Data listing

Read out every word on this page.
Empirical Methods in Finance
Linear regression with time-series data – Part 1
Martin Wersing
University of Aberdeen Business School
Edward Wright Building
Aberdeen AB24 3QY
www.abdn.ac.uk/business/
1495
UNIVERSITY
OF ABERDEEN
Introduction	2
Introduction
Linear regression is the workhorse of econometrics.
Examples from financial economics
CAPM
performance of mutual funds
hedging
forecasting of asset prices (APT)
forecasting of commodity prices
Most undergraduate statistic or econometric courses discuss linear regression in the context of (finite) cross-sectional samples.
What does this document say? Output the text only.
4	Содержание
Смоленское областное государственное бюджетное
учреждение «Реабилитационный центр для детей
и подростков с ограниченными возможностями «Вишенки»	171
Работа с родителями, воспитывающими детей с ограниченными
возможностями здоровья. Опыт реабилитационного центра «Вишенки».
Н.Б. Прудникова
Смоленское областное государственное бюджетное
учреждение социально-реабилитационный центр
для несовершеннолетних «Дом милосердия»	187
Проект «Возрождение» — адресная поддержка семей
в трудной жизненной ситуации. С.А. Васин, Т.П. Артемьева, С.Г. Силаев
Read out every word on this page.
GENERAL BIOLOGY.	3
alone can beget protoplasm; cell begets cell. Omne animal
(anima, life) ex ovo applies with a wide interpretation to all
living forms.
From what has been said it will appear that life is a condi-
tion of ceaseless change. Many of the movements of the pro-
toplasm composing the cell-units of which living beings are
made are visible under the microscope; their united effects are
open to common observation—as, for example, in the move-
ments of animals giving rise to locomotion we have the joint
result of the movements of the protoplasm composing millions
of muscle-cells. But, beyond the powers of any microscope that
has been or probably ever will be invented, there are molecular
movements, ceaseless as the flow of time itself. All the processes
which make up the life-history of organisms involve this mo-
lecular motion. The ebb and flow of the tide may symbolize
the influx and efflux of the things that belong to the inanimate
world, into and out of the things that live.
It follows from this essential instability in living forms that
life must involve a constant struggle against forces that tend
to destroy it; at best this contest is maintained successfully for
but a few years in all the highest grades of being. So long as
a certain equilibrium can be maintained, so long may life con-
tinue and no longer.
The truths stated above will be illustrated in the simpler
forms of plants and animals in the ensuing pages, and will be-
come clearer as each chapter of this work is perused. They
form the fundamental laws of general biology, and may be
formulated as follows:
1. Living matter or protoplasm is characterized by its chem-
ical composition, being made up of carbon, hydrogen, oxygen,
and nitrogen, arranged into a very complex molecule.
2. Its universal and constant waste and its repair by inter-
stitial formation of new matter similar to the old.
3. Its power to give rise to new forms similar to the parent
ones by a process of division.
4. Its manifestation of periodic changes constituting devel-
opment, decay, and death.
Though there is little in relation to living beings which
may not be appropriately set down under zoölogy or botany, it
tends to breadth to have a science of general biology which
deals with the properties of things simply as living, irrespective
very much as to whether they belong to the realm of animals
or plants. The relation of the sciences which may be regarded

Problem: Every entry must be retyped in full, exactly as given.

Exercise solution:
Read out every word on this page.
Empirical Methods in Finance
Linear regression with time-series data – Part 1
Martin Wersing
University of Aberdeen Business School
Edward Wright Building
Aberdeen AB24 3QY
www.abdn.ac.uk/business/
1495
UNIVERSITY
OF ABERDEEN
Introduction	2
Introduction
Linear regression is the workhorse of econometrics.
Examples from financial economics
CAPM
performance of mutual funds
hedging
forecasting of asset prices (APT)
forecasting of commodity prices
Most undergraduate statistic or econometric courses discuss linear regression in the context of (finite) cross-sectional samples.
What does this document say? Output the text only.
4	Содержание
Смоленское областное государственное бюджетное
учреждение «Реабилитационный центр для детей
и подростков с ограниченными возможностями «Вишенки»	171
Работа с родителями, воспитывающими детей с ограниченными
возможностями здоровья. Опыт реабилитационного центра «Вишенки».
Н.Б. Прудникова
Смоленское областное государственное бюджетное
учреждение социально-реабилитационный центр
для несовершеннолетних «Дом милосердия»	187
Проект «Возрождение» — адресная поддержка семей
в трудной жизненной ситуации. С.А. Васин, Т.П. Артемьева, С.Г. Силаев
Read out every word on this page.
GENERAL BIOLOGY.	3
alone can beget protoplasm; cell begets cell. Omne animal
(anima, life) ex ovo applies with a wide interpretation to all
living forms.
From what has been said it will appear that life is a condi-
tion of ceaseless change. Many of the movements of the pro-
toplasm composing the cell-units of which living beings are
made are visible under the microscope; their united effects are
open to common observation—as, for example, in the move-
ments of animals giving rise to locomotion we have the joint
result of the movements of the protoplasm composing millions
of muscle-cells. But, beyond the powers of any microscope that
has been or probably ever will be invented, there are molecular
movements, ceaseless as the flow of time itself. All the processes
which make up the life-history of organisms involve this mo-
lecular motion. The ebb and flow of the tide may symbolize
the influx and efflux of the things that belong to the inanimate
world, into and out of the things that live.
It follows from this essential instability in living forms that
life must involve a constant struggle against forces that tend
to destroy it; at best this contest is maintained successfully for
but a few years in all the highest grades of being. So long as
a certain equilibrium can be maintained, so long may life con-
tinue and no longer.
The truths stated above will be illustrated in the simpler
forms of plants and animals in the ensuing pages, and will be-
come clearer as each chapter of this work is perused. They
form the fundamental laws of general biology, and may be
formulated as follows:
1. Living matter or protoplasm is characterized by its chem-
ical composition, being made up of carbon, hydrogen, oxygen,
and nitrogen, arranged into a very complex molecule.
2. Its universal and constant waste and its repair by inter-
stitial formation of new matter similar to the old.
3. Its power to give rise to new forms similar to the parent
ones by a process of division.
4. Its manifestation of periodic changes constituting devel-
opment, decay, and death.
Though there is little in relation to living beings which
may not be appropriately set down under zoölogy or botany, it
tends to breadth to have a science of general biology which
deals with the properties of things simply as living, irrespective
very much as to whether they belong to the realm of animals
or plants. The relation of the sciences which may be regarded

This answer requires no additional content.